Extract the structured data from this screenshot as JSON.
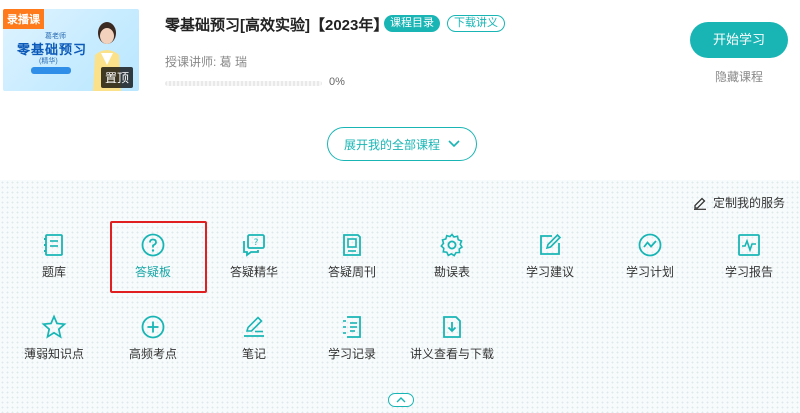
{
  "course": {
    "thumb_tag": "录播课",
    "thumb_teacher_caption": "葛老师",
    "thumb_title": "零基础预习",
    "thumb_sub": "(精华)",
    "pin_label": "置顶",
    "title": "零基础预习[高效实验]【2023年】",
    "catalog_badge": "课程目录",
    "download_badge": "下载讲义",
    "teacher_line": "授课讲师:   葛  瑞",
    "progress_percent": 0,
    "progress_text": "0%"
  },
  "actions": {
    "start_label": "开始学习",
    "hide_label": "隐藏课程",
    "expand_label": "展开我的全部课程"
  },
  "services": {
    "customize_label": "定制我的服务",
    "items": [
      {
        "label": "题库",
        "icon": "question-bank-icon"
      },
      {
        "label": "答疑板",
        "icon": "qa-board-icon"
      },
      {
        "label": "答疑精华",
        "icon": "qa-highlights-icon"
      },
      {
        "label": "答疑周刊",
        "icon": "qa-weekly-icon"
      },
      {
        "label": "勘误表",
        "icon": "errata-icon"
      },
      {
        "label": "学习建议",
        "icon": "study-advice-icon"
      },
      {
        "label": "学习计划",
        "icon": "study-plan-icon"
      },
      {
        "label": "学习报告",
        "icon": "study-report-icon"
      },
      {
        "label": "薄弱知识点",
        "icon": "weak-points-icon"
      },
      {
        "label": "高频考点",
        "icon": "high-frequency-icon"
      },
      {
        "label": "笔记",
        "icon": "notes-icon"
      },
      {
        "label": "学习记录",
        "icon": "study-record-icon"
      },
      {
        "label": "讲义查看与下载",
        "icon": "handout-download-icon"
      }
    ]
  },
  "colors": {
    "accent": "#19b5b5",
    "highlight_border": "#e02020",
    "badge_orange": "#ff7a1a"
  }
}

****************************************

_WHAT THE TASK REQUIRES:_ Count how many lines above contain the word "study". Reply with the number alone.

_RESPONSE TO THIS TASK:_ 4